*PROMPT:*
Your task is to extract every line from the material below exactly.

*PROVIDED DATA:*

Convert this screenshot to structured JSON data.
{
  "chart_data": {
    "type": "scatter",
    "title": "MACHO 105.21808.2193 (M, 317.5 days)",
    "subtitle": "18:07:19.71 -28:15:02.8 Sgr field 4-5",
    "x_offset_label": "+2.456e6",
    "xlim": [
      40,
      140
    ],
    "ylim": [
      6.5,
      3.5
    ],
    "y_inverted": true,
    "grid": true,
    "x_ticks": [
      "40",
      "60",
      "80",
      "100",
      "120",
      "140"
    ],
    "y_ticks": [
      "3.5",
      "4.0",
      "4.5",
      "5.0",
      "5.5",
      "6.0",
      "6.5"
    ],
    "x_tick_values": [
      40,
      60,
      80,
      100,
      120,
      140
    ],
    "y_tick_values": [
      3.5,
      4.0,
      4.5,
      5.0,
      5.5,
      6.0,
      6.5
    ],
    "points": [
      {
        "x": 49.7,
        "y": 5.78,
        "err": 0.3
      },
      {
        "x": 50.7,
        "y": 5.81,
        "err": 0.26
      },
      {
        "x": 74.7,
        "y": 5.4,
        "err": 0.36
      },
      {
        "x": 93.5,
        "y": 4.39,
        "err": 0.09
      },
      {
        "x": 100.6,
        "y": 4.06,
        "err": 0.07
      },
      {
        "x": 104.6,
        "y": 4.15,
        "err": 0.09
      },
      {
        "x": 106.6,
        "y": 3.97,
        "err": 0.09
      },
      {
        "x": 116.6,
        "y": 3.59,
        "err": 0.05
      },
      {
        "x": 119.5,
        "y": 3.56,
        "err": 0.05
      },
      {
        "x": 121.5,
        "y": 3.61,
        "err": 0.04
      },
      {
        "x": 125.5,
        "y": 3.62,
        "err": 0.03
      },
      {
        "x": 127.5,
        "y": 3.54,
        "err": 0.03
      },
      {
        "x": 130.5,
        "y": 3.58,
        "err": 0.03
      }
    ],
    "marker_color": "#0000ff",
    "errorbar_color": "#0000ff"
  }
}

*ANSWER FOR THIS EXERCISE:*
Convert this screenshot to structured JSON data.
{
  "chart_data": {
    "type": "scatter",
    "title": "MACHO 105.21808.2193 (M, 317.5 days)",
    "subtitle": "18:07:19.71 -28:15:02.8 Sgr field 4-5",
    "x_offset_label": "+2.456e6",
    "xlim": [
      40,
      140
    ],
    "ylim": [
      6.5,
      3.5
    ],
    "y_inverted": true,
    "grid": true,
    "x_ticks": [
      "40",
      "60",
      "80",
      "100",
      "120",
      "140"
    ],
    "y_ticks": [
      "3.5",
      "4.0",
      "4.5",
      "5.0",
      "5.5",
      "6.0",
      "6.5"
    ],
    "x_tick_values": [
      40,
      60,
      80,
      100,
      120,
      140
    ],
    "y_tick_values": [
      3.5,
      4.0,
      4.5,
      5.0,
      5.5,
      6.0,
      6.5
    ],
    "points": [
      {
        "x": 49.7,
        "y": 5.78,
        "err": 0.3
      },
      {
        "x": 50.7,
        "y": 5.81,
        "err": 0.26
      },
      {
        "x": 74.7,
        "y": 5.4,
        "err": 0.36
      },
      {
        "x": 93.5,
        "y": 4.39,
        "err": 0.09
      },
      {
        "x": 100.6,
        "y": 4.06,
        "err": 0.07
      },
      {
        "x": 104.6,
        "y": 4.15,
        "err": 0.09
      },
      {
        "x": 106.6,
        "y": 3.97,
        "err": 0.09
      },
      {
        "x": 116.6,
        "y": 3.59,
        "err": 0.05
      },
      {
        "x": 119.5,
        "y": 3.56,
        "err": 0.05
      },
      {
        "x": 121.5,
        "y": 3.61,
        "err": 0.04
      },
      {
        "x": 125.5,
        "y": 3.62,
        "err": 0.03
      },
      {
        "x": 127.5,
        "y": 3.54,
        "err": 0.03
      },
      {
        "x": 130.5,
        "y": 3.58,
        "err": 0.03
      }
    ],
    "marker_color": "#0000ff",
    "errorbar_color": "#0000ff"
  }
}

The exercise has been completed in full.